# SUPPLIED INFORMATION
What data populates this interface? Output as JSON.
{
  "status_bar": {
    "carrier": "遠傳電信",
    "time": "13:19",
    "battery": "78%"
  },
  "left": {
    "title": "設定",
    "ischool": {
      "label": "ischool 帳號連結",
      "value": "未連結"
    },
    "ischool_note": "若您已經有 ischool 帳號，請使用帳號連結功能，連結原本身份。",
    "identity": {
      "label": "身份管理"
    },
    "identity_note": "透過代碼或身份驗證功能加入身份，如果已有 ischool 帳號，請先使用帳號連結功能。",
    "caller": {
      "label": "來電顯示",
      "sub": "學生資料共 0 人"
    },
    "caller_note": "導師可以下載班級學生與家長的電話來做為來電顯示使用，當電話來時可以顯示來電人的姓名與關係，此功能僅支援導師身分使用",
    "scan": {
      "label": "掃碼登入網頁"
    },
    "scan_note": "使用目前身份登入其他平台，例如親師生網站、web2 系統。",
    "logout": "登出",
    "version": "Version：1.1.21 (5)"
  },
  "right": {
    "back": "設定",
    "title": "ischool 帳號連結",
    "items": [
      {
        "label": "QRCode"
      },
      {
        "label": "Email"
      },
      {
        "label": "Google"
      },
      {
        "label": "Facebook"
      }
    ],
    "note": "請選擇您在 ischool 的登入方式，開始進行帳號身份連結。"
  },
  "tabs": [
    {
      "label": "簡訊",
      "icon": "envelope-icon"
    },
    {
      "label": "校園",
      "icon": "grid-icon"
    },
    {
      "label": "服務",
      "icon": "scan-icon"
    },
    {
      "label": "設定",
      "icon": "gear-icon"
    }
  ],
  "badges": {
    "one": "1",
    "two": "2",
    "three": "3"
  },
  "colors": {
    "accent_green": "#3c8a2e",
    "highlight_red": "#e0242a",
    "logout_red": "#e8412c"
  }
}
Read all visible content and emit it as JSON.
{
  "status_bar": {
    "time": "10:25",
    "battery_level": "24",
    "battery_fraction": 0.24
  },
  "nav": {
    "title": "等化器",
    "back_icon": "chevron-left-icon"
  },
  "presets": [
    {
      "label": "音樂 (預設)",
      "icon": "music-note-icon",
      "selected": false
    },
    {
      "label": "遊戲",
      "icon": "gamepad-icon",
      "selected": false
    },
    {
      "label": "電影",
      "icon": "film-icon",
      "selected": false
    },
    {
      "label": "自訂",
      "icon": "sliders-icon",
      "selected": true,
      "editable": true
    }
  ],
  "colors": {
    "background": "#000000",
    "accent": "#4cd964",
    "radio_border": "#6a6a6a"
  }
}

# WRITTEN TASK
Return each line of the records above exactly as it reads.

# WRITTEN ANSWER
What data populates this interface? Output as JSON.
{
  "status_bar": {
    "carrier": "遠傳電信",
    "time": "13:19",
    "battery": "78%"
  },
  "left": {
    "title": "設定",
    "ischool": {
      "label": "ischool 帳號連結",
      "value": "未連結"
    },
    "ischool_note": "若您已經有 ischool 帳號，請使用帳號連結功能，連結原本身份。",
    "identity": {
      "label": "身份管理"
    },
    "identity_note": "透過代碼或身份驗證功能加入身份，如果已有 ischool 帳號，請先使用帳號連結功能。",
    "caller": {
      "label": "來電顯示",
      "sub": "學生資料共 0 人"
    },
    "caller_note": "導師可以下載班級學生與家長的電話來做為來電顯示使用，當電話來時可以顯示來電人的姓名與關係，此功能僅支援導師身分使用",
    "scan": {
      "label": "掃碼登入網頁"
    },
    "scan_note": "使用目前身份登入其他平台，例如親師生網站、web2 系統。",
    "logout": "登出",
    "version": "Version：1.1.21 (5)"
  },
  "right": {
    "back": "設定",
    "title": "ischool 帳號連結",
    "items": [
      {
        "label": "QRCode"
      },
      {
        "label": "Email"
      },
      {
        "label": "Google"
      },
      {
        "label": "Facebook"
      }
    ],
    "note": "請選擇您在 ischool 的登入方式，開始進行帳號身份連結。"
  },
  "tabs": [
    {
      "label": "簡訊",
      "icon": "envelope-icon"
    },
    {
      "label": "校園",
      "icon": "grid-icon"
    },
    {
      "label": "服務",
      "icon": "scan-icon"
    },
    {
      "label": "設定",
      "icon": "gear-icon"
    }
  ],
  "badges": {
    "one": "1",
    "two": "2",
    "three": "3"
  },
  "colors": {
    "accent_green": "#3c8a2e",
    "highlight_red": "#e0242a",
    "logout_red": "#e8412c"
  }
}
Read all visible content and emit it as JSON.
{
  "status_bar": {
    "time": "10:25",
    "battery_level": "24",
    "battery_fraction": 0.24
  },
  "nav": {
    "title": "等化器",
    "back_icon": "chevron-left-icon"
  },
  "presets": [
    {
      "label": "音樂 (預設)",
      "icon": "music-note-icon",
      "selected": false
    },
    {
      "label": "遊戲",
      "icon": "gamepad-icon",
      "selected": false
    },
    {
      "label": "電影",
      "icon": "film-icon",
      "selected": false
    },
    {
      "label": "自訂",
      "icon": "sliders-icon",
      "selected": true,
      "editable": true
    }
  ],
  "colors": {
    "background": "#000000",
    "accent": "#4cd964",
    "radio_border": "#6a6a6a"
  }
}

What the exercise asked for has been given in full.